▶ Saved data entries:
• • • •

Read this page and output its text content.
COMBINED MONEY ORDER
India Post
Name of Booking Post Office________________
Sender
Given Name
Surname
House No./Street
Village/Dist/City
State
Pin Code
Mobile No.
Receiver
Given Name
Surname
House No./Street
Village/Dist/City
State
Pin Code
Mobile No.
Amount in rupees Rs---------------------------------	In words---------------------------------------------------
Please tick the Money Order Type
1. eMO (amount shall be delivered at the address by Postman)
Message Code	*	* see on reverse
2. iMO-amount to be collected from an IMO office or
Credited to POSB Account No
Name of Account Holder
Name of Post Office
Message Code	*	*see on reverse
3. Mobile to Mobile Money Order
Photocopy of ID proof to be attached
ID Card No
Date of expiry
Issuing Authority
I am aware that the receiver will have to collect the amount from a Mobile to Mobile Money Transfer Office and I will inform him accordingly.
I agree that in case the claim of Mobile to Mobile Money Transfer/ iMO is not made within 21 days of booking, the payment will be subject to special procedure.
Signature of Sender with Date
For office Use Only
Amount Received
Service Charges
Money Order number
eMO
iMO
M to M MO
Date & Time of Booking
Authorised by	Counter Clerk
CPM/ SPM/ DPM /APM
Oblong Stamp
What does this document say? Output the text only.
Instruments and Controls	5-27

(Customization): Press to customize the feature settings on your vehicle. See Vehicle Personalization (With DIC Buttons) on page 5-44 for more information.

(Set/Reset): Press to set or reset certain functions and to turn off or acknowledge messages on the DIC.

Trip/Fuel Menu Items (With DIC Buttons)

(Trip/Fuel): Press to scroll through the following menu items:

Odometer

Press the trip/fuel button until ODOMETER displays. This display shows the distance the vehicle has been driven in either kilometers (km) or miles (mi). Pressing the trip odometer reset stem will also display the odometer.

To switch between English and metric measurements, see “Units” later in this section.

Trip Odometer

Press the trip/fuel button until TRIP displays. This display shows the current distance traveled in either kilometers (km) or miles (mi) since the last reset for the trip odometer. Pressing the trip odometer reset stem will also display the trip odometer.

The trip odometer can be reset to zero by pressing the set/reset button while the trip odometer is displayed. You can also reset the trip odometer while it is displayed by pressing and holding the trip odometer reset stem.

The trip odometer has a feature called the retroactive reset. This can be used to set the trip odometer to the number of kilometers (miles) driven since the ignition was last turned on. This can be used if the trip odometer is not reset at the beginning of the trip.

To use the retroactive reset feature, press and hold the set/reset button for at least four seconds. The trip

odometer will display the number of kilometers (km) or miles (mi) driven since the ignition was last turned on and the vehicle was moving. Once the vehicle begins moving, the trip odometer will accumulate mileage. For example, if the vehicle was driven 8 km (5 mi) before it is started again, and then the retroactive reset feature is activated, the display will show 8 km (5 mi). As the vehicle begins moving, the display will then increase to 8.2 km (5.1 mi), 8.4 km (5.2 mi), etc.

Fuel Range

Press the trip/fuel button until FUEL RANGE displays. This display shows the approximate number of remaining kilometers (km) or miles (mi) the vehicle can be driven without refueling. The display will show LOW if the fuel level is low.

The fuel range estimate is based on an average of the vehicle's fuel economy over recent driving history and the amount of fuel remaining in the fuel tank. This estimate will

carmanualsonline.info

• • • •

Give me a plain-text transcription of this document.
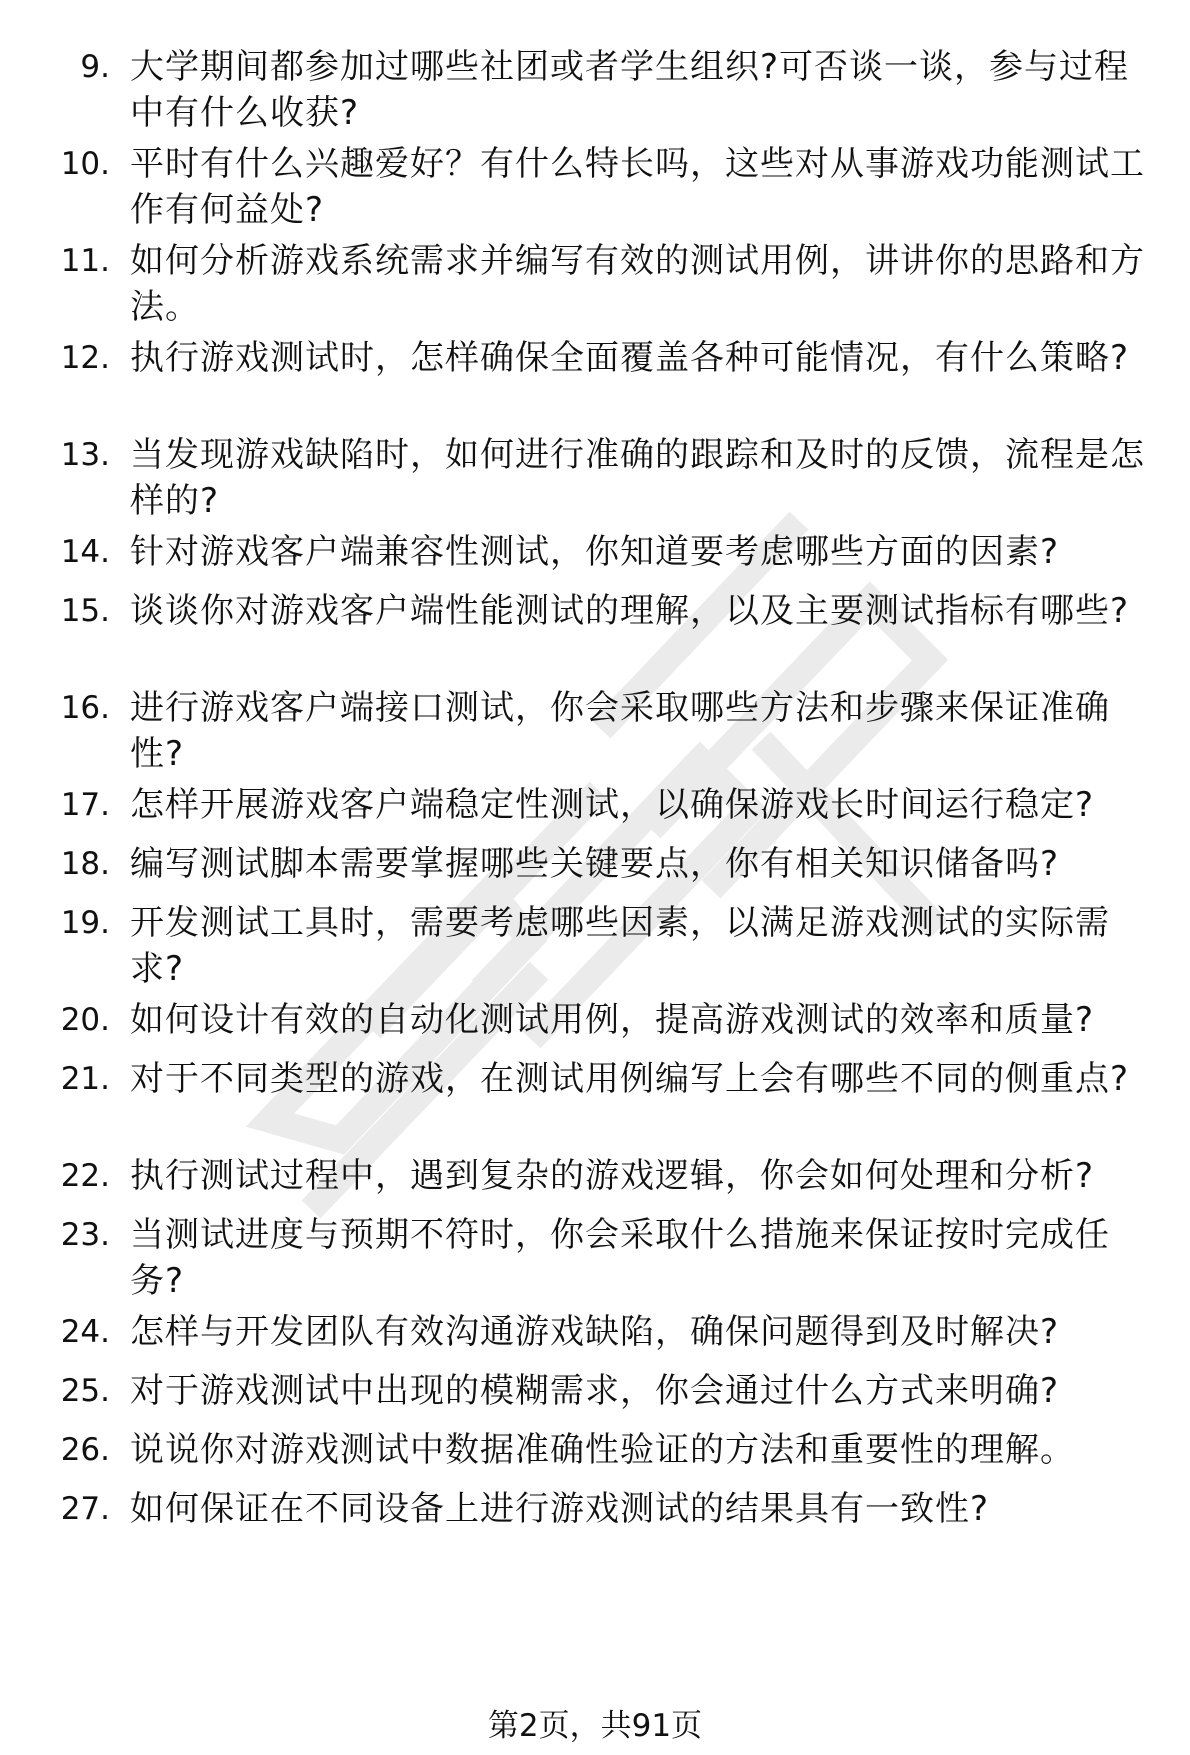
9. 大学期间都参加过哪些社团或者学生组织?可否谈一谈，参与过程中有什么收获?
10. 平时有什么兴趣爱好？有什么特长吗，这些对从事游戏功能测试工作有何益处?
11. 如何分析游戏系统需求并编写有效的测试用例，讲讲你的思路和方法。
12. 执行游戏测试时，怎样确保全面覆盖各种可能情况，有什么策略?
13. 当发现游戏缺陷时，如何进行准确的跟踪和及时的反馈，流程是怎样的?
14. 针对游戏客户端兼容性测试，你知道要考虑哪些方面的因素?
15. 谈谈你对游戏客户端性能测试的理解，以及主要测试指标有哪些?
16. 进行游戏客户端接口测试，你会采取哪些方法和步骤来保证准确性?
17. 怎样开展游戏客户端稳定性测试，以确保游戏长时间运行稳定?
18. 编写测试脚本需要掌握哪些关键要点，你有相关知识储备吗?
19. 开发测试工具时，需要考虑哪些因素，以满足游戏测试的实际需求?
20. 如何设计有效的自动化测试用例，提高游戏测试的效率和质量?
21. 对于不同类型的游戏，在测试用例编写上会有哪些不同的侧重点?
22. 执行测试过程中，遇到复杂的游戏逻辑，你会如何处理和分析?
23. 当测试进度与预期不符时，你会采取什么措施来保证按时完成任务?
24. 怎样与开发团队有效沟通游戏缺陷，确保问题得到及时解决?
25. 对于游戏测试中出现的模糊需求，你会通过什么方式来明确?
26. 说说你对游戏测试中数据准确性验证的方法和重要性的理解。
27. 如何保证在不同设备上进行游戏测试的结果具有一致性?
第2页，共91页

• • • •

▶ YOUR TASK: Select every line where the word "reverse" occurs.

▶ THE RESULT:
Message Code	*	* see on reverse
Message Code	*	*see on reverse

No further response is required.